- **Records for this exercise**

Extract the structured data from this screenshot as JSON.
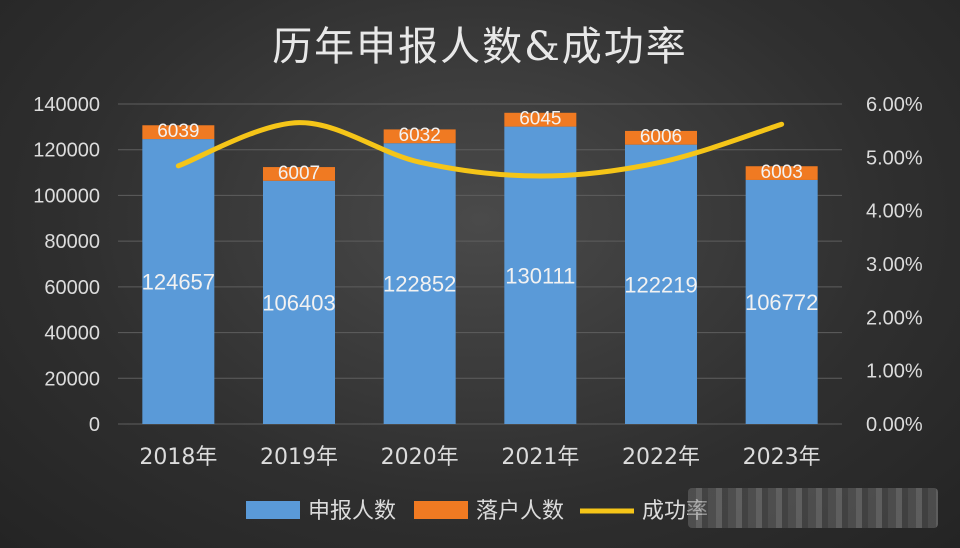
{
  "chart_data": {
    "type": "bar",
    "title": "历年申报人数&成功率",
    "categories": [
      "2018年",
      "2019年",
      "2020年",
      "2021年",
      "2022年",
      "2023年"
    ],
    "series": [
      {
        "name": "申报人数",
        "type": "bar",
        "stacked": true,
        "color": "#5a9ad8",
        "values": [
          124657,
          106403,
          122852,
          130111,
          122219,
          106772
        ]
      },
      {
        "name": "落户人数",
        "type": "bar",
        "stacked": true,
        "color": "#f07a22",
        "values": [
          6039,
          6007,
          6032,
          6045,
          6006,
          6003
        ]
      },
      {
        "name": "成功率",
        "type": "line",
        "axis": "right",
        "color": "#f5c518",
        "values": [
          4.84,
          5.65,
          4.91,
          4.65,
          4.91,
          5.62
        ]
      }
    ],
    "y_left": {
      "min": 0,
      "max": 140000,
      "ticks": [
        0,
        20000,
        40000,
        60000,
        80000,
        100000,
        120000,
        140000
      ]
    },
    "y_right": {
      "min": 0,
      "max": 6,
      "ticks": [
        "0.00%",
        "1.00%",
        "2.00%",
        "3.00%",
        "4.00%",
        "5.00%",
        "6.00%"
      ]
    },
    "grid": true,
    "legend_position": "bottom"
  }
}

- **What the task asks**
Reproduce all of the data exactly, omitting each picture it holds.

- **Answer for this exercise**
Extract the structured data from this screenshot as JSON.
{
  "chart_data": {
    "type": "bar",
    "title": "历年申报人数&成功率",
    "categories": [
      "2018年",
      "2019年",
      "2020年",
      "2021年",
      "2022年",
      "2023年"
    ],
    "series": [
      {
        "name": "申报人数",
        "type": "bar",
        "stacked": true,
        "color": "#5a9ad8",
        "values": [
          124657,
          106403,
          122852,
          130111,
          122219,
          106772
        ]
      },
      {
        "name": "落户人数",
        "type": "bar",
        "stacked": true,
        "color": "#f07a22",
        "values": [
          6039,
          6007,
          6032,
          6045,
          6006,
          6003
        ]
      },
      {
        "name": "成功率",
        "type": "line",
        "axis": "right",
        "color": "#f5c518",
        "values": [
          4.84,
          5.65,
          4.91,
          4.65,
          4.91,
          5.62
        ]
      }
    ],
    "y_left": {
      "min": 0,
      "max": 140000,
      "ticks": [
        0,
        20000,
        40000,
        60000,
        80000,
        100000,
        120000,
        140000
      ]
    },
    "y_right": {
      "min": 0,
      "max": 6,
      "ticks": [
        "0.00%",
        "1.00%",
        "2.00%",
        "3.00%",
        "4.00%",
        "5.00%",
        "6.00%"
      ]
    },
    "grid": true,
    "legend_position": "bottom"
  }
}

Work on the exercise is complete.